## AIM
Drop every picture and copy exactly the lines from the one with "Give me a plain-text" through the last line of the listing below.

## GIVEN DATA
* BEGIN *

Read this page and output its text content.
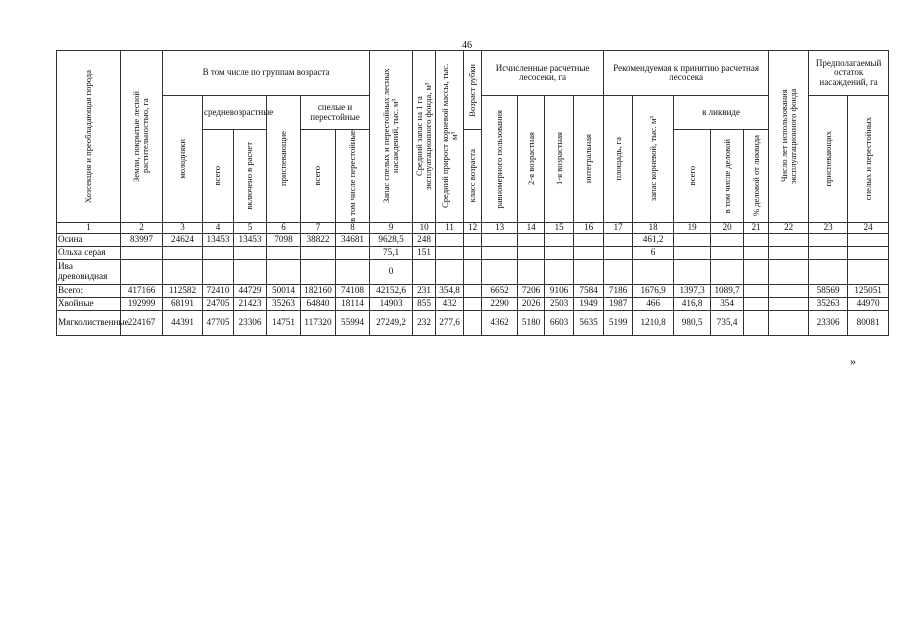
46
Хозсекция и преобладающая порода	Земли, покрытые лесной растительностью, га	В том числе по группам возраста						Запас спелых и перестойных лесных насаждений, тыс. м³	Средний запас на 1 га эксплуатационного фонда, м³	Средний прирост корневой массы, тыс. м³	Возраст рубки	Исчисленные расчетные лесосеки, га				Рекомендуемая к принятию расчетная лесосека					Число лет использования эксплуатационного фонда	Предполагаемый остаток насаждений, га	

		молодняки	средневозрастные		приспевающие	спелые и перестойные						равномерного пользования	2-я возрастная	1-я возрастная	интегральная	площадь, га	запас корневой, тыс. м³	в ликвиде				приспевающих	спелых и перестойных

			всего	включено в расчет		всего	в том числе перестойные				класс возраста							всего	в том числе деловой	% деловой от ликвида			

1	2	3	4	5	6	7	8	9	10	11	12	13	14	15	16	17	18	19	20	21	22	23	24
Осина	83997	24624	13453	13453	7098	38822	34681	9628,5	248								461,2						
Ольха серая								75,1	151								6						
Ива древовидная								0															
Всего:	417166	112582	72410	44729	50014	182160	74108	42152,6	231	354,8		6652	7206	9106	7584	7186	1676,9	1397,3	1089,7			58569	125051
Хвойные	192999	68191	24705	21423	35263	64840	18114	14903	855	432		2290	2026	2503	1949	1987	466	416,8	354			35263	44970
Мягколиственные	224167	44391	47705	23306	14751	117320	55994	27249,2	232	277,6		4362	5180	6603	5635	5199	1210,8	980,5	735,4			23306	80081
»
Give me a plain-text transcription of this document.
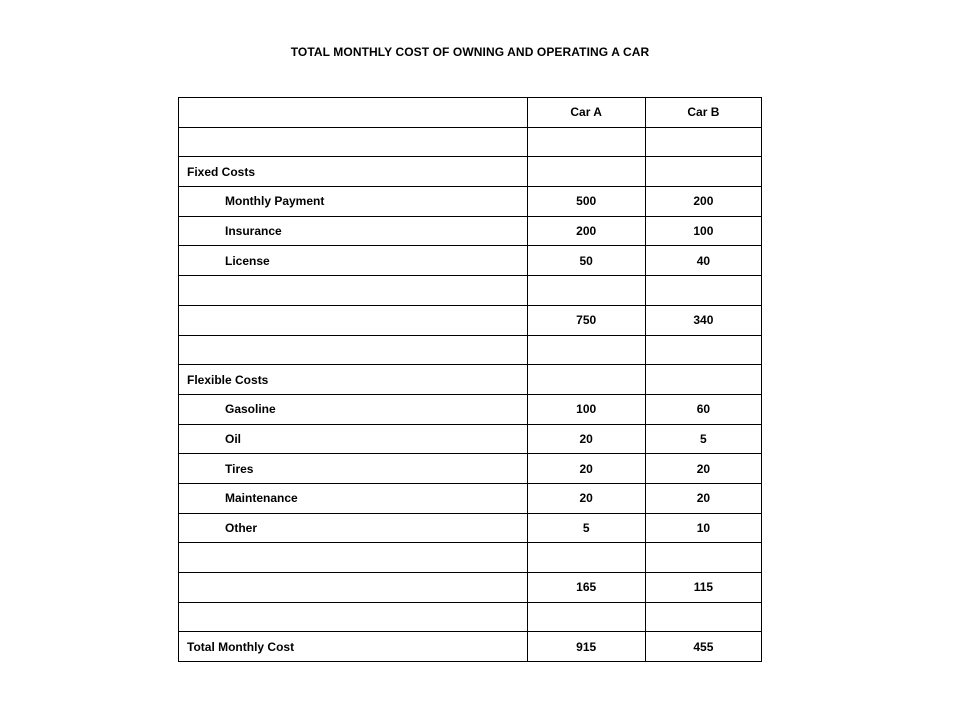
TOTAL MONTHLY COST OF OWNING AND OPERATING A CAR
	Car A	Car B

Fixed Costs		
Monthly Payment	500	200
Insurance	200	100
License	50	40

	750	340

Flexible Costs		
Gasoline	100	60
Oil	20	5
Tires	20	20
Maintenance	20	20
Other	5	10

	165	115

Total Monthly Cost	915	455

* END *

## FINAL RESULT
Give me a plain-text transcription of this document.
TOTAL MONTHLY COST OF OWNING AND OPERATING A CAR
	Car A	Car B

Fixed Costs		
Monthly Payment	500	200
Insurance	200	100
License	50	40

	750	340

Flexible Costs		
Gasoline	100	60
Oil	20	5
Tires	20	20
Maintenance	20	20
Other	5	10

	165	115

Total Monthly Cost	915	455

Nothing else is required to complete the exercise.